Exercise description: Below are some records; repeat them all exactly, minus the pictures.

>>>>>

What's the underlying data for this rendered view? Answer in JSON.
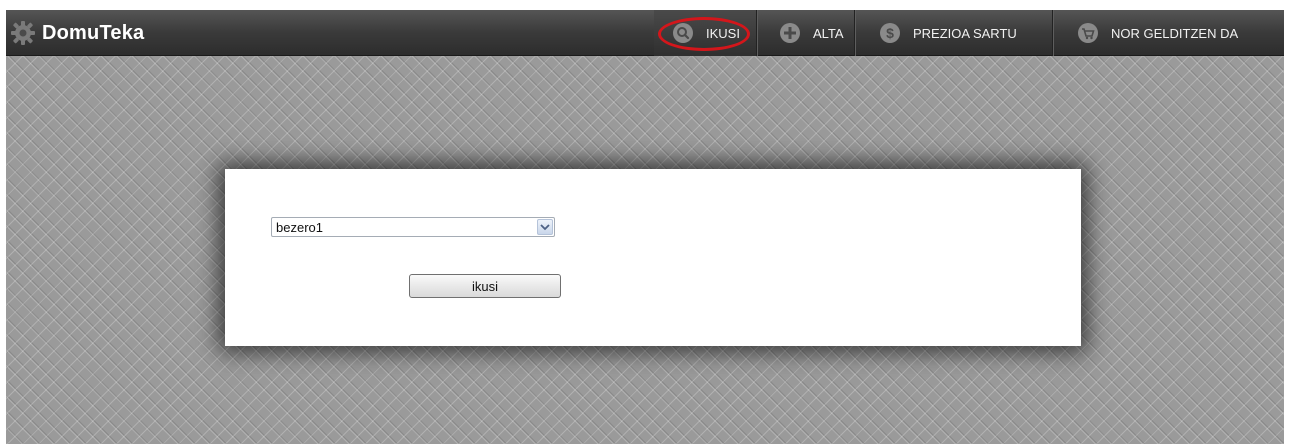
{
  "header": {
    "title": "DomuTeka",
    "logo_icon": "gear-icon"
  },
  "nav": {
    "items": [
      {
        "label": "IKUSI",
        "icon": "search-icon",
        "highlighted": true
      },
      {
        "label": "ALTA",
        "icon": "plus-icon"
      },
      {
        "label": "PREZIOA SARTU",
        "icon": "dollar-icon"
      },
      {
        "label": "NOR GELDITZEN DA",
        "icon": "cart-icon"
      }
    ]
  },
  "form": {
    "select_value": "bezero1",
    "submit_label": "ikusi"
  },
  "colors": {
    "navbar": "#3a3a3a",
    "background": "#9a9a9a",
    "highlight": "#d4161b"
  }
}
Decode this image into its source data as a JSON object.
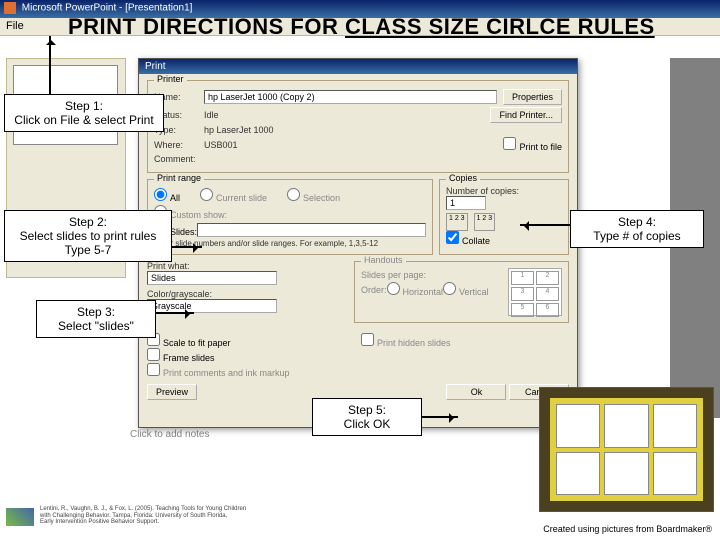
{
  "titlebar": {
    "app_title": "Microsoft PowerPoint - [Presentation1]"
  },
  "menubar": {
    "file": "File"
  },
  "heading": {
    "prefix": "PRINT DIRECTIONS FOR ",
    "underlined": "CLASS SIZE CIRLCE RULES"
  },
  "dialog": {
    "title": "Print",
    "printer": {
      "legend": "Printer",
      "name_label": "Name:",
      "name_value": "hp LaserJet 1000 (Copy 2)",
      "status_label": "Status:",
      "status_value": "Idle",
      "type_label": "Type:",
      "type_value": "hp LaserJet 1000",
      "where_label": "Where:",
      "where_value": "USB001",
      "comment_label": "Comment:",
      "properties_btn": "Properties",
      "find_btn": "Find Printer...",
      "print_to_file": "Print to file"
    },
    "range": {
      "legend": "Print range",
      "all": "All",
      "current": "Current slide",
      "selection": "Selection",
      "custom_show": "Custom show:",
      "slides": "Slides:",
      "hint": "Enter slide numbers and/or slide ranges. For example, 1,3,5-12"
    },
    "copies": {
      "legend": "Copies",
      "num_label": "Number of copies:",
      "num_value": "1",
      "collate": "Collate"
    },
    "print_what": {
      "legend": "Print what:",
      "value": "Slides",
      "color_label": "Color/grayscale:",
      "color_value": "Grayscale"
    },
    "handouts": {
      "legend": "Handouts",
      "slides_per_label": "Slides per page:",
      "order_label": "Order:",
      "horizontal": "Horizontal",
      "vertical": "Vertical"
    },
    "options": {
      "scale": "Scale to fit paper",
      "frame": "Frame slides",
      "comments": "Print comments and ink markup",
      "hidden": "Print hidden slides"
    },
    "buttons": {
      "preview": "Preview",
      "ok": "Ok",
      "cancel": "Cancel"
    }
  },
  "callouts": {
    "step1_title": "Step 1:",
    "step1_text": "Click on File &  select Print",
    "step2_title": "Step 2:",
    "step2_text1": "Select slides to print rules",
    "step2_text2": "Type 5-7",
    "step3_title": "Step 3:",
    "step3_text": "Select \"slides\"",
    "step4_title": "Step 4:",
    "step4_text": "Type # of copies",
    "step5_title": "Step 5:",
    "step5_text": "Click OK"
  },
  "misc": {
    "click_add": "Click to add notes"
  },
  "footer": {
    "citation_line1": "Lentini, R., Vaughn, B. J., & Fox, L. (2005). Teaching Tools for Young Children",
    "citation_line2": "with Challenging Behavior. Tampa, Florida: University of South Florida,",
    "citation_line3": "Early Intervention Positive Behavior Support.",
    "credit": "Created using pictures from Boardmaker®"
  }
}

<<<<<

Answer:
What's the underlying data for this rendered view? Answer in JSON.
{
  "header": {
    "title": "DomuTeka",
    "logo_icon": "gear-icon"
  },
  "nav": {
    "items": [
      {
        "label": "IKUSI",
        "icon": "search-icon",
        "highlighted": true
      },
      {
        "label": "ALTA",
        "icon": "plus-icon"
      },
      {
        "label": "PREZIOA SARTU",
        "icon": "dollar-icon"
      },
      {
        "label": "NOR GELDITZEN DA",
        "icon": "cart-icon"
      }
    ]
  },
  "form": {
    "select_value": "bezero1",
    "submit_label": "ikusi"
  },
  "colors": {
    "navbar": "#3a3a3a",
    "background": "#9a9a9a",
    "highlight": "#d4161b"
  }
}
Decode this image into its source data as a JSON object.
{
  "titlebar": {
    "app_title": "Microsoft PowerPoint - [Presentation1]"
  },
  "menubar": {
    "file": "File"
  },
  "heading": {
    "prefix": "PRINT DIRECTIONS FOR ",
    "underlined": "CLASS SIZE CIRLCE RULES"
  },
  "dialog": {
    "title": "Print",
    "printer": {
      "legend": "Printer",
      "name_label": "Name:",
      "name_value": "hp LaserJet 1000 (Copy 2)",
      "status_label": "Status:",
      "status_value": "Idle",
      "type_label": "Type:",
      "type_value": "hp LaserJet 1000",
      "where_label": "Where:",
      "where_value": "USB001",
      "comment_label": "Comment:",
      "properties_btn": "Properties",
      "find_btn": "Find Printer...",
      "print_to_file": "Print to file"
    },
    "range": {
      "legend": "Print range",
      "all": "All",
      "current": "Current slide",
      "selection": "Selection",
      "custom_show": "Custom show:",
      "slides": "Slides:",
      "hint": "Enter slide numbers and/or slide ranges. For example, 1,3,5-12"
    },
    "copies": {
      "legend": "Copies",
      "num_label": "Number of copies:",
      "num_value": "1",
      "collate": "Collate"
    },
    "print_what": {
      "legend": "Print what:",
      "value": "Slides",
      "color_label": "Color/grayscale:",
      "color_value": "Grayscale"
    },
    "handouts": {
      "legend": "Handouts",
      "slides_per_label": "Slides per page:",
      "order_label": "Order:",
      "horizontal": "Horizontal",
      "vertical": "Vertical"
    },
    "options": {
      "scale": "Scale to fit paper",
      "frame": "Frame slides",
      "comments": "Print comments and ink markup",
      "hidden": "Print hidden slides"
    },
    "buttons": {
      "preview": "Preview",
      "ok": "Ok",
      "cancel": "Cancel"
    }
  },
  "callouts": {
    "step1_title": "Step 1:",
    "step1_text": "Click on File &  select Print",
    "step2_title": "Step 2:",
    "step2_text1": "Select slides to print rules",
    "step2_text2": "Type 5-7",
    "step3_title": "Step 3:",
    "step3_text": "Select \"slides\"",
    "step4_title": "Step 4:",
    "step4_text": "Type # of copies",
    "step5_title": "Step 5:",
    "step5_text": "Click OK"
  },
  "misc": {
    "click_add": "Click to add notes"
  },
  "footer": {
    "citation_line1": "Lentini, R., Vaughn, B. J., & Fox, L. (2005). Teaching Tools for Young Children",
    "citation_line2": "with Challenging Behavior. Tampa, Florida: University of South Florida,",
    "citation_line3": "Early Intervention Positive Behavior Support.",
    "credit": "Created using pictures from Boardmaker®"
  }
}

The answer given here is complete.